● THE RECORDS

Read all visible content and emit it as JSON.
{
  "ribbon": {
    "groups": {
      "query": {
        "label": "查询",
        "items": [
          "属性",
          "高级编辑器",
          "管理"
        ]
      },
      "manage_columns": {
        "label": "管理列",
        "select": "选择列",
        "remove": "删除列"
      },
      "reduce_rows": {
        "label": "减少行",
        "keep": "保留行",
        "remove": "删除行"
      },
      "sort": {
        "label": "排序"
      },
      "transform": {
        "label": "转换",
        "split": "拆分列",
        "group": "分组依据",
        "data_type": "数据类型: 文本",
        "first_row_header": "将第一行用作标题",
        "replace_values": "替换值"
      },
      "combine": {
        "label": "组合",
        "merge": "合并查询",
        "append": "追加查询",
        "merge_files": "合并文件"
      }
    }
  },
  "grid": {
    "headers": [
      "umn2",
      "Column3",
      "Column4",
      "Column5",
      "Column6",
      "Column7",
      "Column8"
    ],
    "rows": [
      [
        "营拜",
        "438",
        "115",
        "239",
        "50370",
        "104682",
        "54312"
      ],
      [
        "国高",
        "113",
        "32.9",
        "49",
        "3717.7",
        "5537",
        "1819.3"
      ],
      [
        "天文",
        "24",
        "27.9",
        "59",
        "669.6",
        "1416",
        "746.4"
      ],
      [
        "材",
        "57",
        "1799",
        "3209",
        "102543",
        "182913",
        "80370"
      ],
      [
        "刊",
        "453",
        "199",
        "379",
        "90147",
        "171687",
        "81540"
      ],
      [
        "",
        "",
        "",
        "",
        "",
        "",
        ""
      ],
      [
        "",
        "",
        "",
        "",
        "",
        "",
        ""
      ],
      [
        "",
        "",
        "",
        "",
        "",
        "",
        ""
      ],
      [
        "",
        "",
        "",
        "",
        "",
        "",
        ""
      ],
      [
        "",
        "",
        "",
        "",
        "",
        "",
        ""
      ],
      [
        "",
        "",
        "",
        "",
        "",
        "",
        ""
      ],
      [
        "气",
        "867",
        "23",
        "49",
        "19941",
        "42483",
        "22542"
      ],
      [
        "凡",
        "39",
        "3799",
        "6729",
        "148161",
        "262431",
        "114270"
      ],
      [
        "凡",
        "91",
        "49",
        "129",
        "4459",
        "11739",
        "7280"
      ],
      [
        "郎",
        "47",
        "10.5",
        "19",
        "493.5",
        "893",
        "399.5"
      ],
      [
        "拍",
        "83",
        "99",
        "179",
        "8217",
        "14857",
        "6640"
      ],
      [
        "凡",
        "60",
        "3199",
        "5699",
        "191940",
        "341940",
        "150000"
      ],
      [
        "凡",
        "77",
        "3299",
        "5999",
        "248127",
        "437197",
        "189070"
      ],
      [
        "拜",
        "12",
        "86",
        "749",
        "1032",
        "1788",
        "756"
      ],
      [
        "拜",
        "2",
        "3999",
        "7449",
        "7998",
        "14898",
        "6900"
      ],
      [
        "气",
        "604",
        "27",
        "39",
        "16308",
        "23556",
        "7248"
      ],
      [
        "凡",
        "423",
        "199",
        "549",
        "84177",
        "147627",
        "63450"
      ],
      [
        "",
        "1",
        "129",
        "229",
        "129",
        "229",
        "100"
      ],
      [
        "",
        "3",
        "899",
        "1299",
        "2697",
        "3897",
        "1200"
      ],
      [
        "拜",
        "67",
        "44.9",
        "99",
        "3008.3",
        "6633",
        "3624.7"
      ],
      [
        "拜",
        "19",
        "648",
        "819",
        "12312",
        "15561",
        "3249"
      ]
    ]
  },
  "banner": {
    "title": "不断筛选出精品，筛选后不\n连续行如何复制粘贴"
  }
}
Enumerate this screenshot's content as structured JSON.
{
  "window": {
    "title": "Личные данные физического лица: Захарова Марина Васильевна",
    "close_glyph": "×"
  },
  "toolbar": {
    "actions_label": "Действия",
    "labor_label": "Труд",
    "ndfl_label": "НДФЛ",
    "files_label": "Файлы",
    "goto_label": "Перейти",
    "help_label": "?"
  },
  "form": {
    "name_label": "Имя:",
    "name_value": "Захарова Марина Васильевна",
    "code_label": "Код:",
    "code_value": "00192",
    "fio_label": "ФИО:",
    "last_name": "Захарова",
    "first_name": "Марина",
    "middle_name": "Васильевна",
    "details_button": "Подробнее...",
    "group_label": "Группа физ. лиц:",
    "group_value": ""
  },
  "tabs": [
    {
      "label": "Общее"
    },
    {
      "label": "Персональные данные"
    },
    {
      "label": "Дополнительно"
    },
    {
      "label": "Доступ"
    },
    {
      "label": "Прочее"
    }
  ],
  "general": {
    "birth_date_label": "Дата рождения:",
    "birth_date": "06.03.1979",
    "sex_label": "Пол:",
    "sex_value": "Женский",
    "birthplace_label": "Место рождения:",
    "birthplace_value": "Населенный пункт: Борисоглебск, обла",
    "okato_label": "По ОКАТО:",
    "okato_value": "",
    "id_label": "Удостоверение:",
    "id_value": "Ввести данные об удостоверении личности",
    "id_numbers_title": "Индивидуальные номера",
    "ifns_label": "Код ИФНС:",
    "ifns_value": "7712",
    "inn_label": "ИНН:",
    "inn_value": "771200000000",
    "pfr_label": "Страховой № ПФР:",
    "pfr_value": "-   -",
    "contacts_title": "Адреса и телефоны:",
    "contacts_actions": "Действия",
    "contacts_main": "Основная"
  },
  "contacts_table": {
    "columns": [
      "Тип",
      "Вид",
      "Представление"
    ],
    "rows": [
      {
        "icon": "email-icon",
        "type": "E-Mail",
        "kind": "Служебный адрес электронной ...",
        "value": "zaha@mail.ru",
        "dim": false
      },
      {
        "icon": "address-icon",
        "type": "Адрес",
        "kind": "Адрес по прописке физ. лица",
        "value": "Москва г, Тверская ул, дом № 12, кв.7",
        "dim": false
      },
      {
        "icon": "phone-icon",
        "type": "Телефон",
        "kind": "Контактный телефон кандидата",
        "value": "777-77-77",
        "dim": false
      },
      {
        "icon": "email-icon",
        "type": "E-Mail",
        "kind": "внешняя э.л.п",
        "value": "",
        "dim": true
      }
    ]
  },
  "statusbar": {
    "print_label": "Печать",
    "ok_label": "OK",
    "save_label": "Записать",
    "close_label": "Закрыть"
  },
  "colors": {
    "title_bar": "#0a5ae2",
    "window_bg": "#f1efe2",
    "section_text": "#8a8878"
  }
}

● EXERCISE GOAL
Please repeat the listing above in full and exactly.

● RESPONSE FOR THIS EXERCISE
Read all visible content and emit it as JSON.
{
  "ribbon": {
    "groups": {
      "query": {
        "label": "查询",
        "items": [
          "属性",
          "高级编辑器",
          "管理"
        ]
      },
      "manage_columns": {
        "label": "管理列",
        "select": "选择列",
        "remove": "删除列"
      },
      "reduce_rows": {
        "label": "减少行",
        "keep": "保留行",
        "remove": "删除行"
      },
      "sort": {
        "label": "排序"
      },
      "transform": {
        "label": "转换",
        "split": "拆分列",
        "group": "分组依据",
        "data_type": "数据类型: 文本",
        "first_row_header": "将第一行用作标题",
        "replace_values": "替换值"
      },
      "combine": {
        "label": "组合",
        "merge": "合并查询",
        "append": "追加查询",
        "merge_files": "合并文件"
      }
    }
  },
  "grid": {
    "headers": [
      "umn2",
      "Column3",
      "Column4",
      "Column5",
      "Column6",
      "Column7",
      "Column8"
    ],
    "rows": [
      [
        "营拜",
        "438",
        "115",
        "239",
        "50370",
        "104682",
        "54312"
      ],
      [
        "国高",
        "113",
        "32.9",
        "49",
        "3717.7",
        "5537",
        "1819.3"
      ],
      [
        "天文",
        "24",
        "27.9",
        "59",
        "669.6",
        "1416",
        "746.4"
      ],
      [
        "材",
        "57",
        "1799",
        "3209",
        "102543",
        "182913",
        "80370"
      ],
      [
        "刊",
        "453",
        "199",
        "379",
        "90147",
        "171687",
        "81540"
      ],
      [
        "",
        "",
        "",
        "",
        "",
        "",
        ""
      ],
      [
        "",
        "",
        "",
        "",
        "",
        "",
        ""
      ],
      [
        "",
        "",
        "",
        "",
        "",
        "",
        ""
      ],
      [
        "",
        "",
        "",
        "",
        "",
        "",
        ""
      ],
      [
        "",
        "",
        "",
        "",
        "",
        "",
        ""
      ],
      [
        "",
        "",
        "",
        "",
        "",
        "",
        ""
      ],
      [
        "气",
        "867",
        "23",
        "49",
        "19941",
        "42483",
        "22542"
      ],
      [
        "凡",
        "39",
        "3799",
        "6729",
        "148161",
        "262431",
        "114270"
      ],
      [
        "凡",
        "91",
        "49",
        "129",
        "4459",
        "11739",
        "7280"
      ],
      [
        "郎",
        "47",
        "10.5",
        "19",
        "493.5",
        "893",
        "399.5"
      ],
      [
        "拍",
        "83",
        "99",
        "179",
        "8217",
        "14857",
        "6640"
      ],
      [
        "凡",
        "60",
        "3199",
        "5699",
        "191940",
        "341940",
        "150000"
      ],
      [
        "凡",
        "77",
        "3299",
        "5999",
        "248127",
        "437197",
        "189070"
      ],
      [
        "拜",
        "12",
        "86",
        "749",
        "1032",
        "1788",
        "756"
      ],
      [
        "拜",
        "2",
        "3999",
        "7449",
        "7998",
        "14898",
        "6900"
      ],
      [
        "气",
        "604",
        "27",
        "39",
        "16308",
        "23556",
        "7248"
      ],
      [
        "凡",
        "423",
        "199",
        "549",
        "84177",
        "147627",
        "63450"
      ],
      [
        "",
        "1",
        "129",
        "229",
        "129",
        "229",
        "100"
      ],
      [
        "",
        "3",
        "899",
        "1299",
        "2697",
        "3897",
        "1200"
      ],
      [
        "拜",
        "67",
        "44.9",
        "99",
        "3008.3",
        "6633",
        "3624.7"
      ],
      [
        "拜",
        "19",
        "648",
        "819",
        "12312",
        "15561",
        "3249"
      ]
    ]
  },
  "banner": {
    "title": "不断筛选出精品，筛选后不\n连续行如何复制粘贴"
  }
}
Enumerate this screenshot's content as structured JSON.
{
  "window": {
    "title": "Личные данные физического лица: Захарова Марина Васильевна",
    "close_glyph": "×"
  },
  "toolbar": {
    "actions_label": "Действия",
    "labor_label": "Труд",
    "ndfl_label": "НДФЛ",
    "files_label": "Файлы",
    "goto_label": "Перейти",
    "help_label": "?"
  },
  "form": {
    "name_label": "Имя:",
    "name_value": "Захарова Марина Васильевна",
    "code_label": "Код:",
    "code_value": "00192",
    "fio_label": "ФИО:",
    "last_name": "Захарова",
    "first_name": "Марина",
    "middle_name": "Васильевна",
    "details_button": "Подробнее...",
    "group_label": "Группа физ. лиц:",
    "group_value": ""
  },
  "tabs": [
    {
      "label": "Общее"
    },
    {
      "label": "Персональные данные"
    },
    {
      "label": "Дополнительно"
    },
    {
      "label": "Доступ"
    },
    {
      "label": "Прочее"
    }
  ],
  "general": {
    "birth_date_label": "Дата рождения:",
    "birth_date": "06.03.1979",
    "sex_label": "Пол:",
    "sex_value": "Женский",
    "birthplace_label": "Место рождения:",
    "birthplace_value": "Населенный пункт: Борисоглебск, обла",
    "okato_label": "По ОКАТО:",
    "okato_value": "",
    "id_label": "Удостоверение:",
    "id_value": "Ввести данные об удостоверении личности",
    "id_numbers_title": "Индивидуальные номера",
    "ifns_label": "Код ИФНС:",
    "ifns_value": "7712",
    "inn_label": "ИНН:",
    "inn_value": "771200000000",
    "pfr_label": "Страховой № ПФР:",
    "pfr_value": "-   -",
    "contacts_title": "Адреса и телефоны:",
    "contacts_actions": "Действия",
    "contacts_main": "Основная"
  },
  "contacts_table": {
    "columns": [
      "Тип",
      "Вид",
      "Представление"
    ],
    "rows": [
      {
        "icon": "email-icon",
        "type": "E-Mail",
        "kind": "Служебный адрес электронной ...",
        "value": "zaha@mail.ru",
        "dim": false
      },
      {
        "icon": "address-icon",
        "type": "Адрес",
        "kind": "Адрес по прописке физ. лица",
        "value": "Москва г, Тверская ул, дом № 12, кв.7",
        "dim": false
      },
      {
        "icon": "phone-icon",
        "type": "Телефон",
        "kind": "Контактный телефон кандидата",
        "value": "777-77-77",
        "dim": false
      },
      {
        "icon": "email-icon",
        "type": "E-Mail",
        "kind": "внешняя э.л.п",
        "value": "",
        "dim": true
      }
    ]
  },
  "statusbar": {
    "print_label": "Печать",
    "ok_label": "OK",
    "save_label": "Записать",
    "close_label": "Закрыть"
  },
  "colors": {
    "title_bar": "#0a5ae2",
    "window_bg": "#f1efe2",
    "section_text": "#8a8878"
  }
}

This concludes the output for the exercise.